== Input data ==

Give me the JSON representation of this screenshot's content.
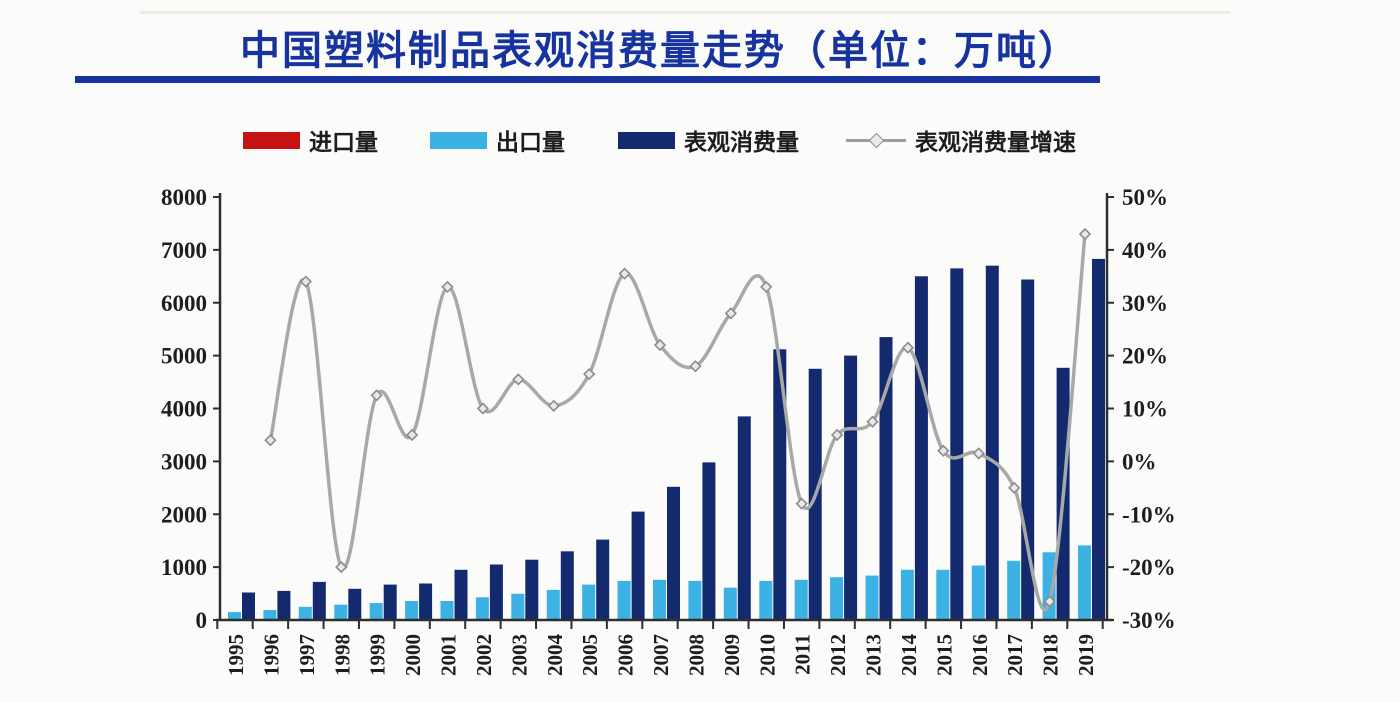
{
  "title": {
    "text": "中国塑料制品表观消费量走势（单位：万吨）",
    "color": "#1733a0",
    "underline_color": "#1733a0"
  },
  "legend": [
    {
      "label": "进口量",
      "swatch": "bar",
      "color": "#c61212"
    },
    {
      "label": "出口量",
      "swatch": "bar",
      "color": "#3cb1e4"
    },
    {
      "label": "表观消费量",
      "swatch": "bar",
      "color": "#132a6e"
    },
    {
      "label": "表观消费量增速",
      "swatch": "line",
      "color": "#9d9d9d"
    }
  ],
  "chart_data": {
    "type": "bar",
    "title": "中国塑料制品表观消费量走势（单位：万吨）",
    "categories": [
      "1995",
      "1996",
      "1997",
      "1998",
      "1999",
      "2000",
      "2001",
      "2002",
      "2003",
      "2004",
      "2005",
      "2006",
      "2007",
      "2008",
      "2009",
      "2010",
      "2011",
      "2012",
      "2013",
      "2014",
      "2015",
      "2016",
      "2017",
      "2018",
      "2019"
    ],
    "series": [
      {
        "name": "进口量",
        "type": "bar",
        "axis": "left",
        "color": "#c61212",
        "values": null
      },
      {
        "name": "出口量",
        "type": "bar",
        "axis": "left",
        "color": "#3cb1e4",
        "values": [
          150,
          190,
          250,
          290,
          320,
          360,
          360,
          430,
          495,
          570,
          670,
          740,
          760,
          740,
          610,
          740,
          760,
          810,
          840,
          950,
          950,
          1030,
          1120,
          1280,
          1410
        ]
      },
      {
        "name": "表观消费量",
        "type": "bar",
        "axis": "left",
        "color": "#132a6e",
        "values": [
          520,
          550,
          720,
          590,
          670,
          690,
          950,
          1050,
          1140,
          1300,
          1520,
          2050,
          2520,
          2980,
          3850,
          5120,
          4750,
          5000,
          5350,
          6500,
          6650,
          6700,
          6440,
          4770,
          6830
        ]
      },
      {
        "name": "表观消费量增速",
        "type": "line",
        "axis": "right",
        "unit": "%",
        "color": "#a8a8a8",
        "values": [
          null,
          4,
          34,
          -20,
          12.5,
          5,
          33,
          10,
          15.5,
          10.5,
          16.5,
          35.5,
          22,
          18,
          28,
          33,
          -8,
          5,
          7.5,
          21.5,
          2,
          1.5,
          -5,
          -26.5,
          43
        ]
      }
    ],
    "left_axis": {
      "min": 0,
      "max": 8000,
      "step": 1000,
      "tick_labels": [
        "0",
        "1000",
        "2000",
        "3000",
        "4000",
        "5000",
        "6000",
        "7000",
        "8000"
      ]
    },
    "right_axis": {
      "min": -30,
      "max": 50,
      "step": 10,
      "tick_labels": [
        "-30%",
        "-20%",
        "-10%",
        "0%",
        "10%",
        "20%",
        "30%",
        "40%",
        "50%"
      ]
    },
    "grid": false,
    "legend_position": "top"
  }
}
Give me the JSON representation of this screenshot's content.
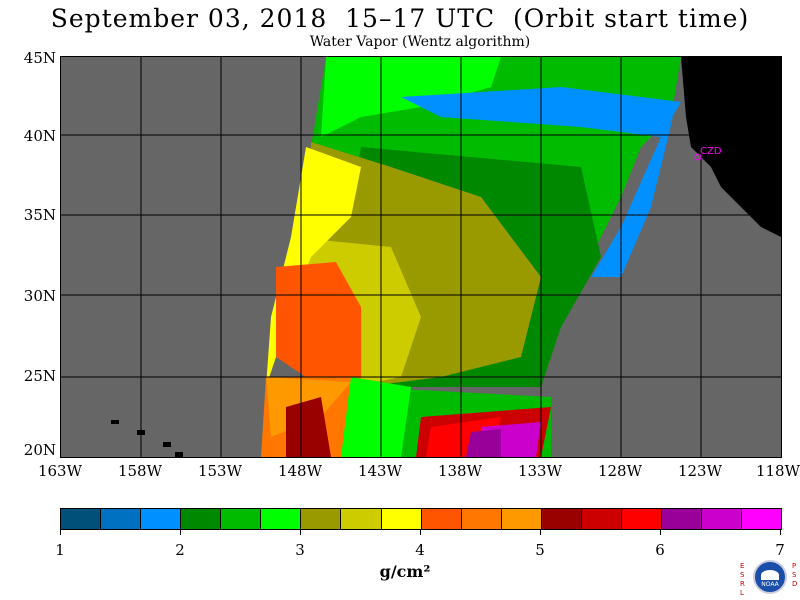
{
  "title": "September 03, 2018  15–17 UTC  (Orbit start time)",
  "subtitle": "Water Vapor (Wentz algorithm)",
  "lat_labels": [
    "45N",
    "40N",
    "35N",
    "30N",
    "25N",
    "20N"
  ],
  "lon_labels": [
    "163W",
    "158W",
    "153W",
    "148W",
    "143W",
    "138W",
    "133W",
    "128W",
    "123W",
    "118W"
  ],
  "colorbar": {
    "colors": [
      "#00507a",
      "#0070c0",
      "#0090ff",
      "#008800",
      "#00bb00",
      "#00ff00",
      "#999900",
      "#cccc00",
      "#ffff00",
      "#ff5500",
      "#ff7700",
      "#ff9900",
      "#990000",
      "#cc0000",
      "#ff0000",
      "#990099",
      "#cc00cc",
      "#ff00ff"
    ],
    "ticks": [
      "1",
      "2",
      "3",
      "4",
      "5",
      "6",
      "7"
    ],
    "unit": "g/cm²"
  },
  "map": {
    "land_color": "#000000",
    "nodata_color": "#666666",
    "city_label": "CZD"
  },
  "logo": {
    "left_letters": [
      "E",
      "S",
      "R",
      "L"
    ],
    "right_letters": [
      "P",
      "S",
      "D"
    ],
    "badge_text": "NOAA"
  }
}
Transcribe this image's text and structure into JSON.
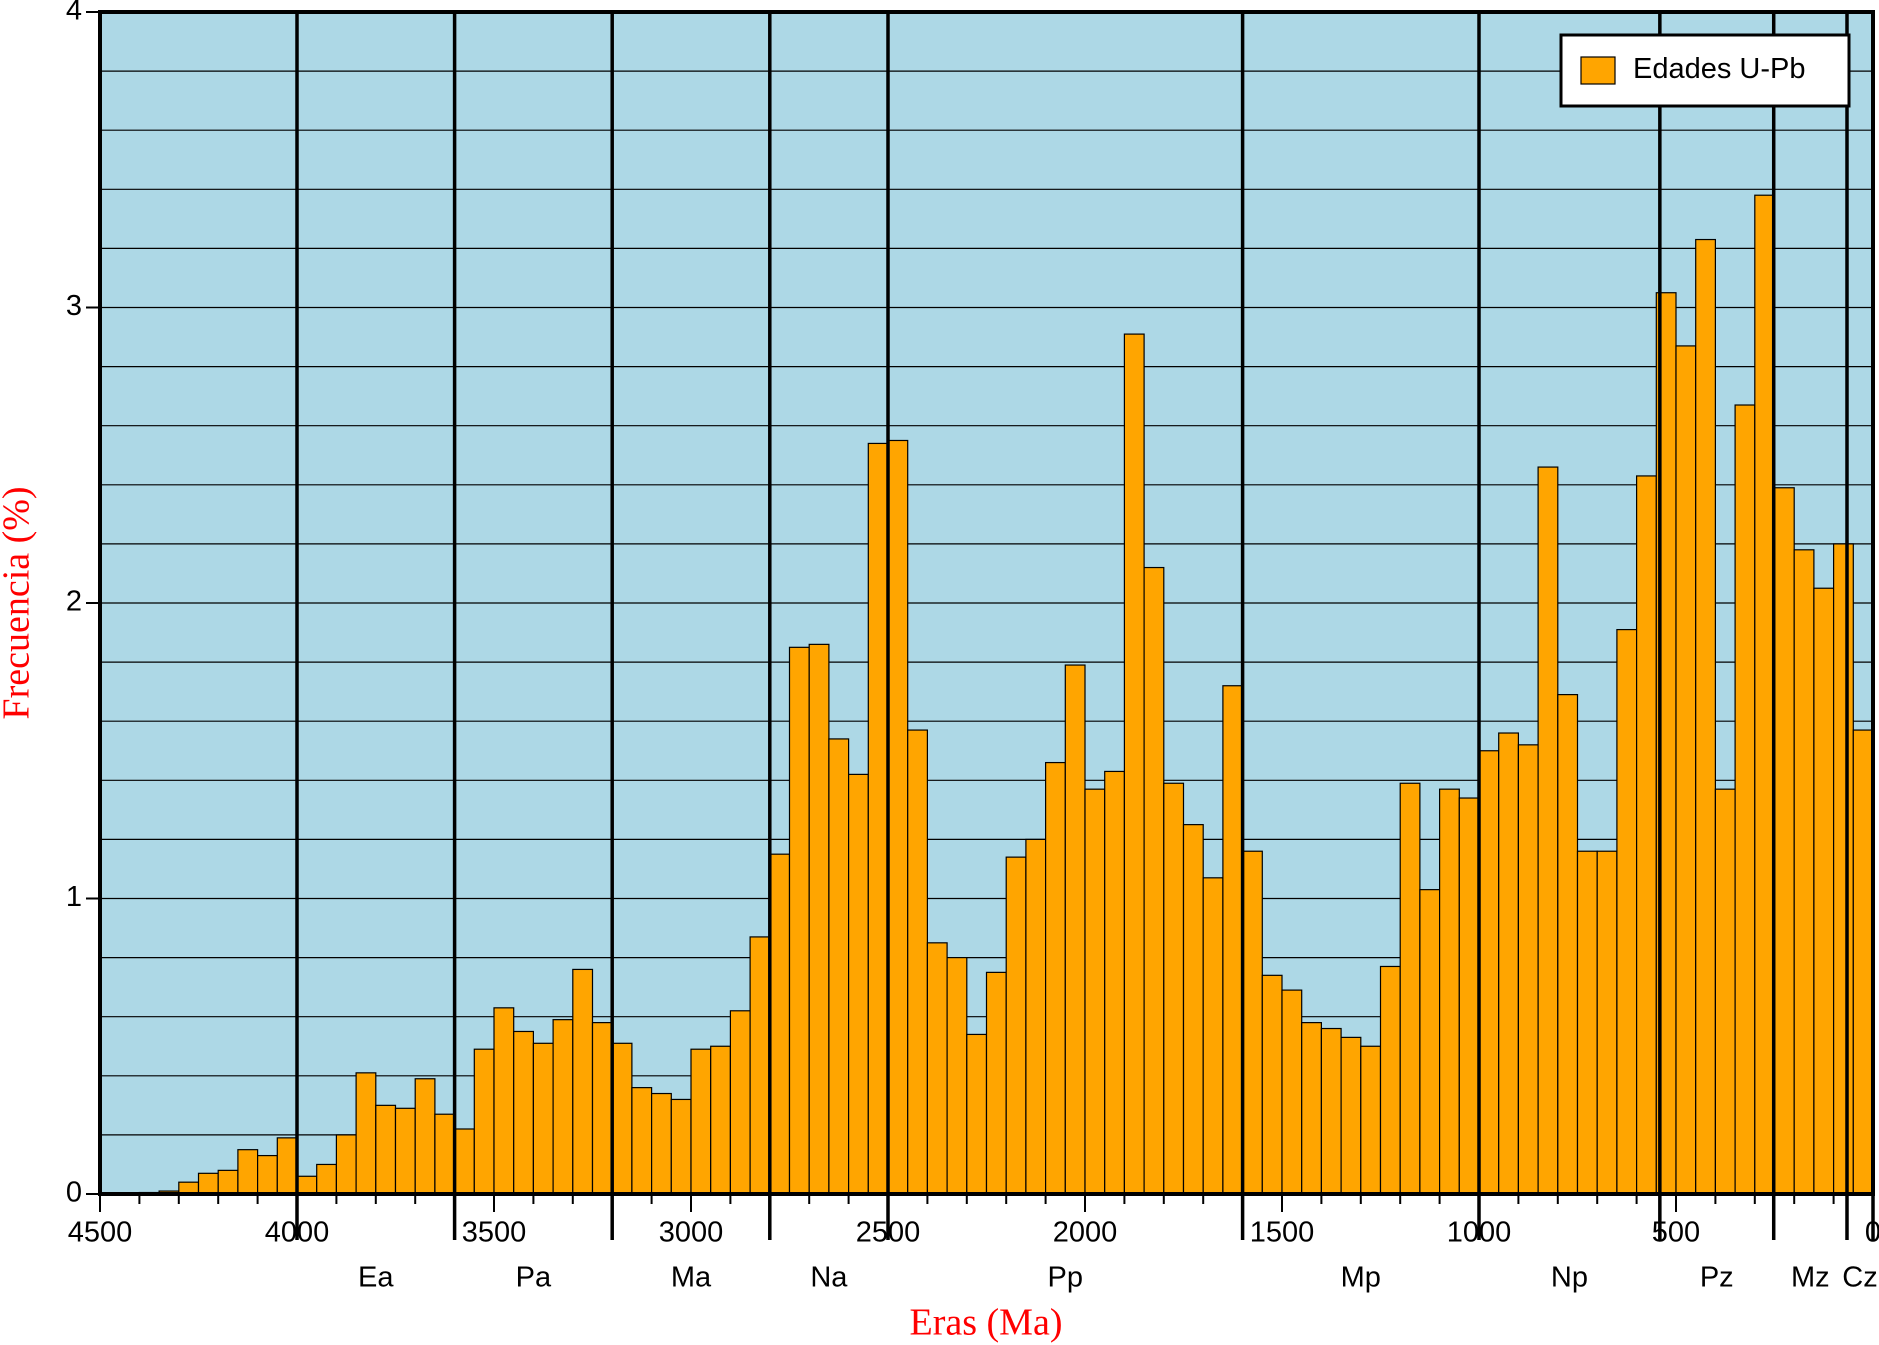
{
  "chart_data": {
    "type": "histogram",
    "xlabel": "Eras (Ma)",
    "ylabel": "Frecuencia (%)",
    "bins": [
      4500,
      4450,
      4400,
      4350,
      4300,
      4250,
      4200,
      4150,
      4100,
      4050,
      4000,
      3950,
      3900,
      3850,
      3800,
      3750,
      3700,
      3650,
      3600,
      3550,
      3500,
      3450,
      3400,
      3350,
      3300,
      3250,
      3200,
      3150,
      3100,
      3050,
      3000,
      2950,
      2900,
      2850,
      2800,
      2750,
      2700,
      2650,
      2600,
      2550,
      2500,
      2450,
      2400,
      2350,
      2300,
      2250,
      2200,
      2150,
      2100,
      2050,
      2000,
      1950,
      1900,
      1850,
      1800,
      1750,
      1700,
      1650,
      1600,
      1550,
      1500,
      1450,
      1400,
      1350,
      1300,
      1250,
      1200,
      1150,
      1100,
      1050,
      1000,
      950,
      900,
      850,
      800,
      750,
      700,
      650,
      600,
      550,
      500,
      450,
      400,
      350,
      300,
      250,
      200,
      150,
      100,
      50,
      0
    ],
    "series": [
      {
        "name": "Edades U-Pb",
        "color": "#ffa500",
        "values": [
          0,
          0,
          0.005,
          0.01,
          0.04,
          0.07,
          0.08,
          0.15,
          0.13,
          0.19,
          0.06,
          0.1,
          0.2,
          0.41,
          0.3,
          0.29,
          0.39,
          0.27,
          0.22,
          0.49,
          0.63,
          0.55,
          0.51,
          0.59,
          0.76,
          0.58,
          0.51,
          0.36,
          0.34,
          0.32,
          0.49,
          0.5,
          0.62,
          0.87,
          1.15,
          1.85,
          1.86,
          1.54,
          1.42,
          2.54,
          2.55,
          1.57,
          0.85,
          0.8,
          0.54,
          0.75,
          1.14,
          1.2,
          1.46,
          1.79,
          1.37,
          1.43,
          2.91,
          2.12,
          1.39,
          1.25,
          1.07,
          1.72,
          1.16,
          0.74,
          0.69,
          0.58,
          0.56,
          0.53,
          0.5,
          0.77,
          1.39,
          1.03,
          1.37,
          1.34,
          1.5,
          1.56,
          1.52,
          2.46,
          1.69,
          1.16,
          1.16,
          1.91,
          2.43,
          3.05,
          2.87,
          3.23,
          1.37,
          2.67,
          3.38,
          2.39,
          2.18,
          2.05,
          2.2,
          1.57
        ]
      }
    ],
    "xlim": [
      4500,
      0
    ],
    "xticks": [
      4500,
      4000,
      3500,
      3000,
      2500,
      2000,
      1500,
      1000,
      500,
      0
    ],
    "minor_xticks": [
      4500,
      4400,
      4300,
      4200,
      4100,
      4000,
      3900,
      3800,
      3700,
      3600,
      3500,
      3400,
      3300,
      3200,
      3100,
      3000,
      2900,
      2800,
      2700,
      2600,
      2500,
      2400,
      2300,
      2200,
      2100,
      2000,
      1900,
      1800,
      1700,
      1600,
      1500,
      1400,
      1300,
      1200,
      1100,
      1000,
      900,
      800,
      700,
      600,
      500,
      400,
      300,
      200,
      100,
      0
    ],
    "ylim": [
      0,
      4
    ],
    "yticks": [
      0,
      1,
      2,
      3,
      4
    ],
    "minor_yticks": [
      0.2,
      0.4,
      0.6,
      0.8,
      1.2,
      1.4,
      1.6,
      1.8,
      2.2,
      2.4,
      2.6,
      2.8,
      3.2,
      3.4,
      3.6,
      3.8
    ],
    "era_boundaries": [
      4000,
      3600,
      3200,
      2800,
      2500,
      1600,
      1000,
      541,
      252,
      66,
      0
    ],
    "eras": [
      "Ea",
      "Pa",
      "Ma",
      "Na",
      "Pp",
      "Mp",
      "Np",
      "Pz",
      "Mz",
      "Cz"
    ],
    "background": "#add8e6",
    "grid": true,
    "legend": "upper right"
  }
}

===

[What you are asked to do]
Wherever a line in the data above holds "name", copy that line.

[Solution]
        "name": "进口量",
        "name": "出口量",
        "name": "表观消费量",
        "name": "表观消费量增速",
        "name": "Edades U-Pb",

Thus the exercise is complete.